§ **Collected data**
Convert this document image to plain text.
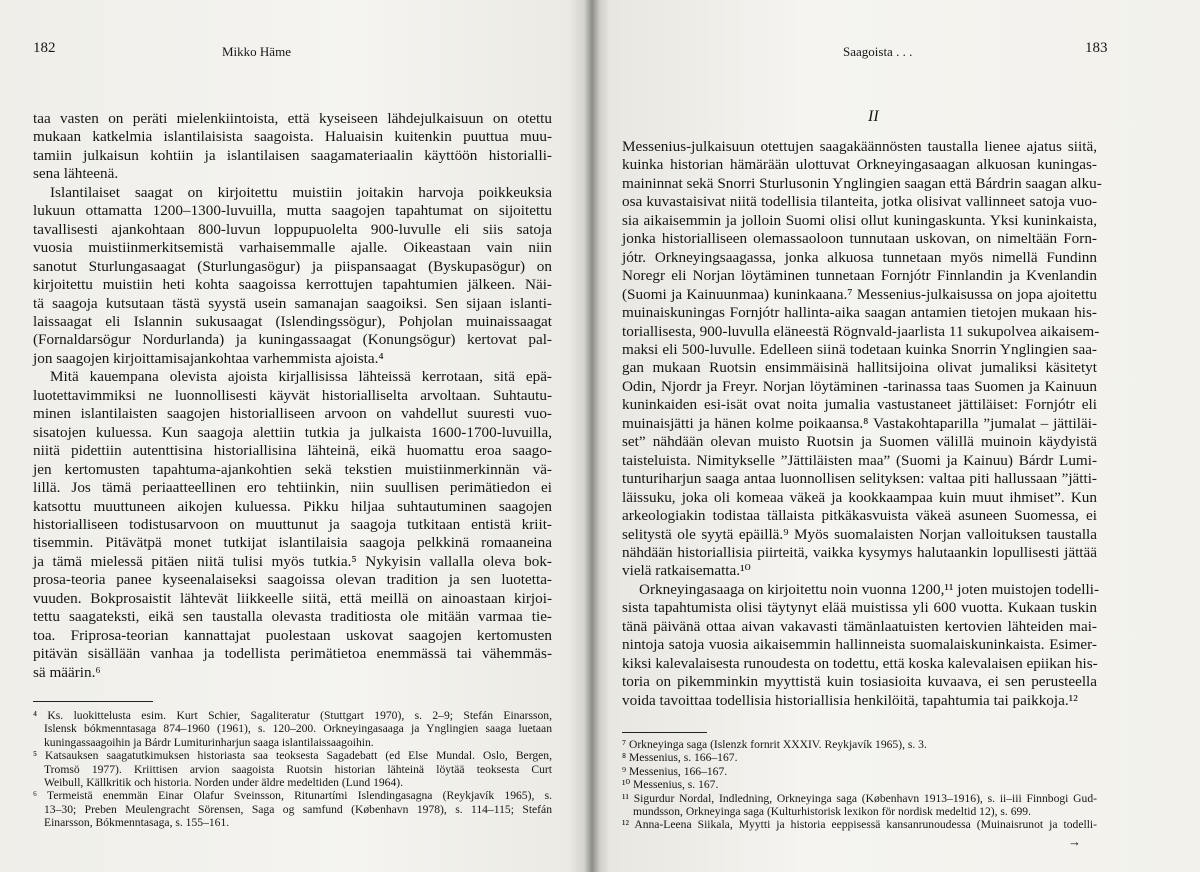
182	Mikko Häme
taa vasten on peräti mielenkiintoista, että kyseiseen lähdejulkaisuun on otettu
mukaan katkelmia islantilaisista saagoista. Haluaisin kuitenkin puuttua muu-
tamiin julkaisun kohtiin ja islantilaisen saagamateriaalin käyttöön historialli-
sena lähteenä.
Islantilaiset saagat on kirjoitettu muistiin joitakin harvoja poikkeuksia
lukuun ottamatta 1200–1300-luvuilla, mutta saagojen tapahtumat on sijoitettu
tavallisesti ajankohtaan 800-luvun loppupuolelta 900-luvulle eli siis satoja
vuosia muistiinmerkitsemistä varhaisemmalle ajalle. Oikeastaan vain niin
sanotut Sturlungasaagat (Sturlungasögur) ja piispansaagat (Byskupasögur) on
kirjoitettu muistiin heti kohta saagoissa kerrottujen tapahtumien jälkeen. Näi-
tä saagoja kutsutaan tästä syystä usein samanajan saagoiksi. Sen sijaan islanti-
laissaagat eli Islannin sukusaagat (Islendingssögur), Pohjolan muinaissaagat
(Fornaldarsögur Nordurlanda) ja kuningassaagat (Konungsögur) kertovat pal-
jon saagojen kirjoittamisajankohtaa varhemmista ajoista.⁴
Mitä kauempana olevista ajoista kirjallisissa lähteissä kerrotaan, sitä epä-
luotettavimmiksi ne luonnollisesti käyvät historialliselta arvoltaan. Suhtautu-
minen islantilaisten saagojen historialliseen arvoon on vahdellut suuresti vuo-
sisatojen kuluessa. Kun saagoja alettiin tutkia ja julkaista 1600-1700-luvuilla,
niitä pidettiin autenttisina historiallisina lähteinä, eikä huomattu eroa saago-
jen kertomusten tapahtuma-ajankohtien sekä tekstien muistiinmerkinnän vä-
lillä. Jos tämä periaatteellinen ero tehtiinkin, niin suullisen perimätiedon ei
katsottu muuttuneen aikojen kuluessa. Pikku hiljaa suhtautuminen saagojen
historialliseen todistusarvoon on muuttunut ja saagoja tutkitaan entistä kriit-
tisemmin. Pitävätpä monet tutkijat islantilaisia saagoja pelkkinä romaaneina
ja tämä mielessä pitäen niitä tulisi myös tutkia.⁵ Nykyisin vallalla oleva bok-
prosa-teoria panee kyseenalaiseksi saagoissa olevan tradition ja sen luotetta-
vuuden. Bokprosaistit lähtevät liikkeelle siitä, että meillä on ainoastaan kirjoi-
tettu saagateksti, eikä sen taustalla olevasta traditiosta ole mitään varmaa tie-
toa. Friprosa-teorian kannattajat puolestaan uskovat saagojen kertomusten
pitävän sisällään vanhaa ja todellista perimätietoa enemmässä tai vähemmäs-
sä määrin.⁶
⁴ Ks. luokittelusta esim. Kurt Schier, Sagaliteratur (Stuttgart 1970), s. 2–9; Stefán Einarsson,
Islensk bókmenntasaga 874–1960 (1961), s. 120–200. Orkneyingasaaga ja Ynglingien saaga luetaan
kuningassaagoihin ja Bárdr Lumiturinharjun saaga islantilaissaagoihin.
⁵ Katsauksen saagatutkimuksen historiasta saa teoksesta Sagadebatt (ed Else Mundal. Oslo, Bergen,
Tromsö 1977). Kriittisen arvion saagoista Ruotsin historian lähteinä löytää teoksesta Curt
Weibull, Källkritik och historia. Norden under äldre medeltiden (Lund 1964).
⁶ Termeistä enemmän Einar Olafur Sveinsson, Ritunartími Islendingasagna (Reykjavík 1965), s.
13–30; Preben Meulengracht Sörensen, Saga og samfund (København 1978), s. 114–115; Stefán
Einarsson, Bókmenntasaga, s. 155–161.
Saagoista . . .	183
II
Messenius-julkaisuun otettujen saagakäännösten taustalla lienee ajatus siitä,
kuinka historian hämärään ulottuvat Orkneyingasaagan alkuosan kuningas-
maininnat sekä Snorri Sturlusonin Ynglingien saagan että Bárdrin saagan alku-
osa kuvastaisivat niitä todellisia tilanteita, jotka olisivat vallinneet satoja vuo-
sia aikaisemmin ja jolloin Suomi olisi ollut kuningaskunta. Yksi kuninkaista,
jonka historialliseen olemassaoloon tunnutaan uskovan, on nimeltään Forn-
jótr. Orkneyingsaagassa, jonka alkuosa tunnetaan myös nimellä Fundinn
Noregr eli Norjan löytäminen tunnetaan Fornjótr Finnlandin ja Kvenlandin
(Suomi ja Kainuunmaa) kuninkaana.⁷ Messenius-julkaisussa on jopa ajoitettu
muinaiskuningas Fornjótr hallinta-aika saagan antamien tietojen mukaan his-
toriallisesta, 900-luvulla eläneestä Rögnvald-jaarlista 11 sukupolvea aikaisem-
maksi eli 500-luvulle. Edelleen siinä todetaan kuinka Snorrin Ynglingien saa-
gan mukaan Ruotsin ensimmäisinä hallitsijoina olivat jumaliksi käsitetyt
Odin, Njordr ja Freyr. Norjan löytäminen -tarinassa taas Suomen ja Kainuun
kuninkaiden esi-isät ovat noita jumalia vastustaneet jättiläiset: Fornjótr eli
muinaisjätti ja hänen kolme poikaansa.⁸ Vastakohtaparilla ”jumalat – jättiläi-
set” nähdään olevan muisto Ruotsin ja Suomen välillä muinoin käydyistä
taisteluista. Nimitykselle ”Jättiläisten maa” (Suomi ja Kainuu) Bárdr Lumi-
tunturiharjun saaga antaa luonnollisen selityksen: valtaa piti hallussaan ”jätti-
läissuku, joka oli komeaa väkeä ja kookkaampaa kuin muut ihmiset”. Kun
arkeologiakin todistaa tällaista pitkäkasvuista väkeä asuneen Suomessa, ei
selitystä ole syytä epäillä.⁹ Myös suomalaisten Norjan valloituksen taustalla
nähdään historiallisia piirteitä, vaikka kysymys halutaankin lopullisesti jättää
vielä ratkaisematta.¹⁰
Orkneyingasaaga on kirjoitettu noin vuonna 1200,¹¹ joten muistojen todelli-
sista tapahtumista olisi täytynyt elää muistissa yli 600 vuotta. Kukaan tuskin
tänä päivänä ottaa aivan vakavasti tämänlaatuisten kertovien lähteiden mai-
nintoja satoja vuosia aikaisemmin hallinneista suomalaiskuninkaista. Esimer-
kiksi kalevalaisesta runoudesta on todettu, että koska kalevalaisen epiikan his-
toria on pikemminkin myyttistä kuin tosiasioita kuvaava, ei sen perusteella
voida tavoittaa todellisia historiallisia henkilöitä, tapahtumia tai paikkoja.¹²
⁷ Orkneyinga saga (Islenzk fornrit XXXIV. Reykjavík 1965), s. 3.
⁸ Messenius, s. 166–167.
⁹ Messenius, 166–167.
¹⁰ Messenius, s. 167.
¹¹ Sigurdur Nordal, Indledning, Orkneyinga saga (København 1913–1916), s. ii–iii Finnbogi Gud-
mundsson, Orkneyinga saga (Kulturhistorisk lexikon för nordisk medeltid 12), s. 699.
¹² Anna-Leena Siikala, Myytti ja historia eeppisessä kansanrunoudessa (Muinaisrunot ja todelli-
→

§ **Given task**
Quote the listing above in full, except for the pictures.

§ **Task response**
Convert this document image to plain text.
182	Mikko Häme
taa vasten on peräti mielenkiintoista, että kyseiseen lähdejulkaisuun on otettu
mukaan katkelmia islantilaisista saagoista. Haluaisin kuitenkin puuttua muu-
tamiin julkaisun kohtiin ja islantilaisen saagamateriaalin käyttöön historialli-
sena lähteenä.
Islantilaiset saagat on kirjoitettu muistiin joitakin harvoja poikkeuksia
lukuun ottamatta 1200–1300-luvuilla, mutta saagojen tapahtumat on sijoitettu
tavallisesti ajankohtaan 800-luvun loppupuolelta 900-luvulle eli siis satoja
vuosia muistiinmerkitsemistä varhaisemmalle ajalle. Oikeastaan vain niin
sanotut Sturlungasaagat (Sturlungasögur) ja piispansaagat (Byskupasögur) on
kirjoitettu muistiin heti kohta saagoissa kerrottujen tapahtumien jälkeen. Näi-
tä saagoja kutsutaan tästä syystä usein samanajan saagoiksi. Sen sijaan islanti-
laissaagat eli Islannin sukusaagat (Islendingssögur), Pohjolan muinaissaagat
(Fornaldarsögur Nordurlanda) ja kuningassaagat (Konungsögur) kertovat pal-
jon saagojen kirjoittamisajankohtaa varhemmista ajoista.⁴
Mitä kauempana olevista ajoista kirjallisissa lähteissä kerrotaan, sitä epä-
luotettavimmiksi ne luonnollisesti käyvät historialliselta arvoltaan. Suhtautu-
minen islantilaisten saagojen historialliseen arvoon on vahdellut suuresti vuo-
sisatojen kuluessa. Kun saagoja alettiin tutkia ja julkaista 1600-1700-luvuilla,
niitä pidettiin autenttisina historiallisina lähteinä, eikä huomattu eroa saago-
jen kertomusten tapahtuma-ajankohtien sekä tekstien muistiinmerkinnän vä-
lillä. Jos tämä periaatteellinen ero tehtiinkin, niin suullisen perimätiedon ei
katsottu muuttuneen aikojen kuluessa. Pikku hiljaa suhtautuminen saagojen
historialliseen todistusarvoon on muuttunut ja saagoja tutkitaan entistä kriit-
tisemmin. Pitävätpä monet tutkijat islantilaisia saagoja pelkkinä romaaneina
ja tämä mielessä pitäen niitä tulisi myös tutkia.⁵ Nykyisin vallalla oleva bok-
prosa-teoria panee kyseenalaiseksi saagoissa olevan tradition ja sen luotetta-
vuuden. Bokprosaistit lähtevät liikkeelle siitä, että meillä on ainoastaan kirjoi-
tettu saagateksti, eikä sen taustalla olevasta traditiosta ole mitään varmaa tie-
toa. Friprosa-teorian kannattajat puolestaan uskovat saagojen kertomusten
pitävän sisällään vanhaa ja todellista perimätietoa enemmässä tai vähemmäs-
sä määrin.⁶
⁴ Ks. luokittelusta esim. Kurt Schier, Sagaliteratur (Stuttgart 1970), s. 2–9; Stefán Einarsson,
Islensk bókmenntasaga 874–1960 (1961), s. 120–200. Orkneyingasaaga ja Ynglingien saaga luetaan
kuningassaagoihin ja Bárdr Lumiturinharjun saaga islantilaissaagoihin.
⁵ Katsauksen saagatutkimuksen historiasta saa teoksesta Sagadebatt (ed Else Mundal. Oslo, Bergen,
Tromsö 1977). Kriittisen arvion saagoista Ruotsin historian lähteinä löytää teoksesta Curt
Weibull, Källkritik och historia. Norden under äldre medeltiden (Lund 1964).
⁶ Termeistä enemmän Einar Olafur Sveinsson, Ritunartími Islendingasagna (Reykjavík 1965), s.
13–30; Preben Meulengracht Sörensen, Saga og samfund (København 1978), s. 114–115; Stefán
Einarsson, Bókmenntasaga, s. 155–161.
Saagoista . . .	183
II
Messenius-julkaisuun otettujen saagakäännösten taustalla lienee ajatus siitä,
kuinka historian hämärään ulottuvat Orkneyingasaagan alkuosan kuningas-
maininnat sekä Snorri Sturlusonin Ynglingien saagan että Bárdrin saagan alku-
osa kuvastaisivat niitä todellisia tilanteita, jotka olisivat vallinneet satoja vuo-
sia aikaisemmin ja jolloin Suomi olisi ollut kuningaskunta. Yksi kuninkaista,
jonka historialliseen olemassaoloon tunnutaan uskovan, on nimeltään Forn-
jótr. Orkneyingsaagassa, jonka alkuosa tunnetaan myös nimellä Fundinn
Noregr eli Norjan löytäminen tunnetaan Fornjótr Finnlandin ja Kvenlandin
(Suomi ja Kainuunmaa) kuninkaana.⁷ Messenius-julkaisussa on jopa ajoitettu
muinaiskuningas Fornjótr hallinta-aika saagan antamien tietojen mukaan his-
toriallisesta, 900-luvulla eläneestä Rögnvald-jaarlista 11 sukupolvea aikaisem-
maksi eli 500-luvulle. Edelleen siinä todetaan kuinka Snorrin Ynglingien saa-
gan mukaan Ruotsin ensimmäisinä hallitsijoina olivat jumaliksi käsitetyt
Odin, Njordr ja Freyr. Norjan löytäminen -tarinassa taas Suomen ja Kainuun
kuninkaiden esi-isät ovat noita jumalia vastustaneet jättiläiset: Fornjótr eli
muinaisjätti ja hänen kolme poikaansa.⁸ Vastakohtaparilla ”jumalat – jättiläi-
set” nähdään olevan muisto Ruotsin ja Suomen välillä muinoin käydyistä
taisteluista. Nimitykselle ”Jättiläisten maa” (Suomi ja Kainuu) Bárdr Lumi-
tunturiharjun saaga antaa luonnollisen selityksen: valtaa piti hallussaan ”jätti-
läissuku, joka oli komeaa väkeä ja kookkaampaa kuin muut ihmiset”. Kun
arkeologiakin todistaa tällaista pitkäkasvuista väkeä asuneen Suomessa, ei
selitystä ole syytä epäillä.⁹ Myös suomalaisten Norjan valloituksen taustalla
nähdään historiallisia piirteitä, vaikka kysymys halutaankin lopullisesti jättää
vielä ratkaisematta.¹⁰
Orkneyingasaaga on kirjoitettu noin vuonna 1200,¹¹ joten muistojen todelli-
sista tapahtumista olisi täytynyt elää muistissa yli 600 vuotta. Kukaan tuskin
tänä päivänä ottaa aivan vakavasti tämänlaatuisten kertovien lähteiden mai-
nintoja satoja vuosia aikaisemmin hallinneista suomalaiskuninkaista. Esimer-
kiksi kalevalaisesta runoudesta on todettu, että koska kalevalaisen epiikan his-
toria on pikemminkin myyttistä kuin tosiasioita kuvaava, ei sen perusteella
voida tavoittaa todellisia historiallisia henkilöitä, tapahtumia tai paikkoja.¹²
⁷ Orkneyinga saga (Islenzk fornrit XXXIV. Reykjavík 1965), s. 3.
⁸ Messenius, s. 166–167.
⁹ Messenius, 166–167.
¹⁰ Messenius, s. 167.
¹¹ Sigurdur Nordal, Indledning, Orkneyinga saga (København 1913–1916), s. ii–iii Finnbogi Gud-
mundsson, Orkneyinga saga (Kulturhistorisk lexikon för nordisk medeltid 12), s. 699.
¹² Anna-Leena Siikala, Myytti ja historia eeppisessä kansanrunoudessa (Muinaisrunot ja todelli-
→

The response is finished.